======== Source extract ========

Peter Westwood 8:47 am on April 4, 2010 Permalink
String freeze date for 3.0
Otto 6:04 pm on April 6, 2010 Permalink
Is there any plan to make the Woo menu system not so restrictive? Right now, it appears that all a menu item can possibly be is a name with a static URL. If my URL changes, my menu is now broken. If I add a new Page, it’s not reflected automatically in my menu.
Why so limiting? Why make a menu able to call a callback function? Why is this not more like Widgets, where I can make a “Page” menu item and then configure it to automatically show it’s children as sub-menu items, and then put this in my menu?
The menus idea is very, very cool, but this implementation is extremely disappointing. I was thinking it would be something totally better, like sidebar widgets, but for menus.
That might be worth some discussion.

========

— Tasks to complete —
1. List every sentence in the menu discussion that ends with a question mark, in the order they appear.
2. Reproduce the part of the menu discussion starting with "Peter Westwood 8:47" and going on through "worth some discussion.".

======== Entries provided ========

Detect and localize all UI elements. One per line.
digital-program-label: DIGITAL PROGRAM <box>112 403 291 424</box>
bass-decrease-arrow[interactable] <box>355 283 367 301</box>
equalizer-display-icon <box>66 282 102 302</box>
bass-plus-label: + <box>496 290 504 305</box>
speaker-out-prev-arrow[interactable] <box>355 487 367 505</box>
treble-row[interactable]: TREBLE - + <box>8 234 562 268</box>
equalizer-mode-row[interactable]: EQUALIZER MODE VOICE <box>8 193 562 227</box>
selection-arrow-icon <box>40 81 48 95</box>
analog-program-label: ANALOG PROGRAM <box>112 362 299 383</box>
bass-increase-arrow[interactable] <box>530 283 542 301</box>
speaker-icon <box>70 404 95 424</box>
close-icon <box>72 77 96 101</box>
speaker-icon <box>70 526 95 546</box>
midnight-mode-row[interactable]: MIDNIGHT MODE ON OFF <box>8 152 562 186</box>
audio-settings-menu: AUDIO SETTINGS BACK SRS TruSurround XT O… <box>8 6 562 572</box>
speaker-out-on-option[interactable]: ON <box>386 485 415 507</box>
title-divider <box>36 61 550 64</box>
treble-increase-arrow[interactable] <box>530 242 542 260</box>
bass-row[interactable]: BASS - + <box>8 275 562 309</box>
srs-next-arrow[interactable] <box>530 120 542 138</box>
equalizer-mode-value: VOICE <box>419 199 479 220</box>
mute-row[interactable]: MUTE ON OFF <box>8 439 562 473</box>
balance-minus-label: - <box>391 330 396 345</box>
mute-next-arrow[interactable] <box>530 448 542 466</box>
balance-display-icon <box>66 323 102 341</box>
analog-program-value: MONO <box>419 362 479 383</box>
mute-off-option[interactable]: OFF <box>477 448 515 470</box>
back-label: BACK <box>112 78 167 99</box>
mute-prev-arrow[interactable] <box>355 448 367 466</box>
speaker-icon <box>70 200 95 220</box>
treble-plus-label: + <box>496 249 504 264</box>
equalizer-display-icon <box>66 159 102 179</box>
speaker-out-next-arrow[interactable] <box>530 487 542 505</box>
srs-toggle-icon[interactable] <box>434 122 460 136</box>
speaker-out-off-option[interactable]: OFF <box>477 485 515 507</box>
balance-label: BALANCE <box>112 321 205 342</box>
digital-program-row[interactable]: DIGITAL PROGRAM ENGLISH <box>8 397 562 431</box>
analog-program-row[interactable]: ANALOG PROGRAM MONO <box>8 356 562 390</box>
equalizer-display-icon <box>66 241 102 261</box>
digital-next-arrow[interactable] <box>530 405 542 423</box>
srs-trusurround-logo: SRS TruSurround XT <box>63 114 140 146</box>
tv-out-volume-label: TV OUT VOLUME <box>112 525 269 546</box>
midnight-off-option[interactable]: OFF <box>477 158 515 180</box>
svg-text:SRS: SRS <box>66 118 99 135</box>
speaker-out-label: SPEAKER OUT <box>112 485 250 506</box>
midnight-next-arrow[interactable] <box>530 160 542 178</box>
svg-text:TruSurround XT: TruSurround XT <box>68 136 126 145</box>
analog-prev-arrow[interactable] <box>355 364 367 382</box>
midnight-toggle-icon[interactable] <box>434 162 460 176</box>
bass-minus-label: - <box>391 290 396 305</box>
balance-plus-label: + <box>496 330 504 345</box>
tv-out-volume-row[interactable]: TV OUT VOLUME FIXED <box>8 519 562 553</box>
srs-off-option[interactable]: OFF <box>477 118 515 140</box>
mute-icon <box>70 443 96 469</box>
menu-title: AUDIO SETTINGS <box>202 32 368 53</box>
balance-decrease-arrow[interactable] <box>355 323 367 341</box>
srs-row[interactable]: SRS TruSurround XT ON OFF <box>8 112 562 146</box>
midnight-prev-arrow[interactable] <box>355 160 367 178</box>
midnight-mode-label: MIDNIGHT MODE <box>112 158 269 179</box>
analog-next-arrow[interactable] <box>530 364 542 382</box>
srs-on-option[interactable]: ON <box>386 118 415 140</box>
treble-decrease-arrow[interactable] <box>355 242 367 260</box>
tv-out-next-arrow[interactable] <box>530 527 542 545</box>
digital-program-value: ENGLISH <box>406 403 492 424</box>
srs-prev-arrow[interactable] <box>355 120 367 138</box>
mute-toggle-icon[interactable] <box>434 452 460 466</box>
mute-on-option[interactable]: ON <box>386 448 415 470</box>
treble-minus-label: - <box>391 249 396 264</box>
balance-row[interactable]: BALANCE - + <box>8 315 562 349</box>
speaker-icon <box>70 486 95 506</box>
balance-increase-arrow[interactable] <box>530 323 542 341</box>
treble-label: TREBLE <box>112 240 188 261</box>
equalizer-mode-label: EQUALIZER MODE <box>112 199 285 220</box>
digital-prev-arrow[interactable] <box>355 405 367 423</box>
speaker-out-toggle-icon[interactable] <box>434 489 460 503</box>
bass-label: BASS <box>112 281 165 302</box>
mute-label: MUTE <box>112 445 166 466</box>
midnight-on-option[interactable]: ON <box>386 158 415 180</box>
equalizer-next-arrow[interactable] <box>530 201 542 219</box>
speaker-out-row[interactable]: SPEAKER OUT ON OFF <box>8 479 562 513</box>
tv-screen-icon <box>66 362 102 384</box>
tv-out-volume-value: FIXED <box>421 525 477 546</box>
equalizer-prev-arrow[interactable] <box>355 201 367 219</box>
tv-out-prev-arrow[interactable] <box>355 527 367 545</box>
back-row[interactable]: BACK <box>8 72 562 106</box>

========

— Set of answers —
1.
1. Is there any plan to make the Woo menu system not so restrictive?
2. Why so limiting?
3. Why make a menu able to call a callback function?
4. Why is this not more like Widgets, where I can make a “Page” menu item and then configure it to automatically show it’s children as sub-menu items, and then put this in my menu?

2.
Peter Westwood 8:47 am on April 4, 2010 Permalink
String freeze date for 3.0
Otto 6:04 pm on April 6, 2010 Permalink
Is there any plan to make the Woo menu system not so restrictive? Right now, it appears that all a menu item can possibly be is a name with a static URL. If my URL changes, my menu is now broken. If I add a new Page, it’s not reflected automatically in my menu.
Why so limiting? Why make a menu able to call a callback function? Why is this not more like Widgets, where I can make a “Page” menu item and then configure it to automatically show it’s children as sub-menu items, and then put this in my menu?
The menus idea is very, very cool, but this implementation is extremely disappointing. I was thinking it would be something totally better, like sidebar widgets, but for menus.
That might be worth some discussion.